Please print every record below exactly as it appears.

· · ·

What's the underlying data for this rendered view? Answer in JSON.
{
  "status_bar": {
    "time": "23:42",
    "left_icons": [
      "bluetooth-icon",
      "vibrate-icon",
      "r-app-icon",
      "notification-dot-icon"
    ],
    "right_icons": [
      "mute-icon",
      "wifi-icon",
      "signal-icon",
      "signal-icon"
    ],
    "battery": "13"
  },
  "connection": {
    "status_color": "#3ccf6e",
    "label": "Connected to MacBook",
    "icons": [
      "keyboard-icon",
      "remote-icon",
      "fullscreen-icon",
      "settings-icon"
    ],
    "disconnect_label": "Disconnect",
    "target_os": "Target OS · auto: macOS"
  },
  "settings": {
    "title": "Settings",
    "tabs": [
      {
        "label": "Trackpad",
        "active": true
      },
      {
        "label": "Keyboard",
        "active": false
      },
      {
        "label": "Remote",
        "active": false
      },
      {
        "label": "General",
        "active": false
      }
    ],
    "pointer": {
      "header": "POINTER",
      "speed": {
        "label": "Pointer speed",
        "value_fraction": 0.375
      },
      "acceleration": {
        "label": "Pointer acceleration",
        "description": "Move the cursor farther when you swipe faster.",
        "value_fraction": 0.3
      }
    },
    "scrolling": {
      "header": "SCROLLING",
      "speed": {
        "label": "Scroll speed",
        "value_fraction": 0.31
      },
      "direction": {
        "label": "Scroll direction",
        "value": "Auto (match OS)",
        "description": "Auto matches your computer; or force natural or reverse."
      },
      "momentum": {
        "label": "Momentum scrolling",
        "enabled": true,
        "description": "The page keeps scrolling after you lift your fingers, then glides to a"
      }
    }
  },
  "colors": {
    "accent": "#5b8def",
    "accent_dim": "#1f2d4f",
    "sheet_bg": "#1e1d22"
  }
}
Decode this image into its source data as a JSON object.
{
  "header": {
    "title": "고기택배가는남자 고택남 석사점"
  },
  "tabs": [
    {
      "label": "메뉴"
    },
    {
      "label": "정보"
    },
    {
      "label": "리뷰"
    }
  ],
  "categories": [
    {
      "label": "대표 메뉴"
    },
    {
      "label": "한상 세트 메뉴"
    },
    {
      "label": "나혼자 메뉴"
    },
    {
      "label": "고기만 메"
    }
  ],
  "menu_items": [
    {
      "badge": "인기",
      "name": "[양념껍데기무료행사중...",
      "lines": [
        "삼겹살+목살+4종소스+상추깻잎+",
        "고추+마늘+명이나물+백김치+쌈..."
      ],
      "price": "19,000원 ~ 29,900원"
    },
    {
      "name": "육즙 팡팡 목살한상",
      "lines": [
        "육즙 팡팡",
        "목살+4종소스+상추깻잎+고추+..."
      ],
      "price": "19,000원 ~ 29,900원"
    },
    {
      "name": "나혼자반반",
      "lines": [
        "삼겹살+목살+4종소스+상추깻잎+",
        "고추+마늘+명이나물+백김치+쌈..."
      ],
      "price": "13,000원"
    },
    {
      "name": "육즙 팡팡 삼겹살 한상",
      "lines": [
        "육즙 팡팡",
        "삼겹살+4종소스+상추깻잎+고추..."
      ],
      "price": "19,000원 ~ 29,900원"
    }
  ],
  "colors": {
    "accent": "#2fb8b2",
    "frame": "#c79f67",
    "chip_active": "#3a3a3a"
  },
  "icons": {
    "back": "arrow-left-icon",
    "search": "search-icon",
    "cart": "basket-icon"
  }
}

· · ·

> **RESPONSE TO THIS TASK**
What's the underlying data for this rendered view? Answer in JSON.
{
  "status_bar": {
    "time": "23:42",
    "left_icons": [
      "bluetooth-icon",
      "vibrate-icon",
      "r-app-icon",
      "notification-dot-icon"
    ],
    "right_icons": [
      "mute-icon",
      "wifi-icon",
      "signal-icon",
      "signal-icon"
    ],
    "battery": "13"
  },
  "connection": {
    "status_color": "#3ccf6e",
    "label": "Connected to MacBook",
    "icons": [
      "keyboard-icon",
      "remote-icon",
      "fullscreen-icon",
      "settings-icon"
    ],
    "disconnect_label": "Disconnect",
    "target_os": "Target OS · auto: macOS"
  },
  "settings": {
    "title": "Settings",
    "tabs": [
      {
        "label": "Trackpad",
        "active": true
      },
      {
        "label": "Keyboard",
        "active": false
      },
      {
        "label": "Remote",
        "active": false
      },
      {
        "label": "General",
        "active": false
      }
    ],
    "pointer": {
      "header": "POINTER",
      "speed": {
        "label": "Pointer speed",
        "value_fraction": 0.375
      },
      "acceleration": {
        "label": "Pointer acceleration",
        "description": "Move the cursor farther when you swipe faster.",
        "value_fraction": 0.3
      }
    },
    "scrolling": {
      "header": "SCROLLING",
      "speed": {
        "label": "Scroll speed",
        "value_fraction": 0.31
      },
      "direction": {
        "label": "Scroll direction",
        "value": "Auto (match OS)",
        "description": "Auto matches your computer; or force natural or reverse."
      },
      "momentum": {
        "label": "Momentum scrolling",
        "enabled": true,
        "description": "The page keeps scrolling after you lift your fingers, then glides to a"
      }
    }
  },
  "colors": {
    "accent": "#5b8def",
    "accent_dim": "#1f2d4f",
    "sheet_bg": "#1e1d22"
  }
}
Decode this image into its source data as a JSON object.
{
  "header": {
    "title": "고기택배가는남자 고택남 석사점"
  },
  "tabs": [
    {
      "label": "메뉴"
    },
    {
      "label": "정보"
    },
    {
      "label": "리뷰"
    }
  ],
  "categories": [
    {
      "label": "대표 메뉴"
    },
    {
      "label": "한상 세트 메뉴"
    },
    {
      "label": "나혼자 메뉴"
    },
    {
      "label": "고기만 메"
    }
  ],
  "menu_items": [
    {
      "badge": "인기",
      "name": "[양념껍데기무료행사중...",
      "lines": [
        "삼겹살+목살+4종소스+상추깻잎+",
        "고추+마늘+명이나물+백김치+쌈..."
      ],
      "price": "19,000원 ~ 29,900원"
    },
    {
      "name": "육즙 팡팡 목살한상",
      "lines": [
        "육즙 팡팡",
        "목살+4종소스+상추깻잎+고추+..."
      ],
      "price": "19,000원 ~ 29,900원"
    },
    {
      "name": "나혼자반반",
      "lines": [
        "삼겹살+목살+4종소스+상추깻잎+",
        "고추+마늘+명이나물+백김치+쌈..."
      ],
      "price": "13,000원"
    },
    {
      "name": "육즙 팡팡 삼겹살 한상",
      "lines": [
        "육즙 팡팡",
        "삼겹살+4종소스+상추깻잎+고추..."
      ],
      "price": "19,000원 ~ 29,900원"
    }
  ],
  "colors": {
    "accent": "#2fb8b2",
    "frame": "#c79f67",
    "chip_active": "#3a3a3a"
  },
  "icons": {
    "back": "arrow-left-icon",
    "search": "search-icon",
    "cart": "basket-icon"
  }
}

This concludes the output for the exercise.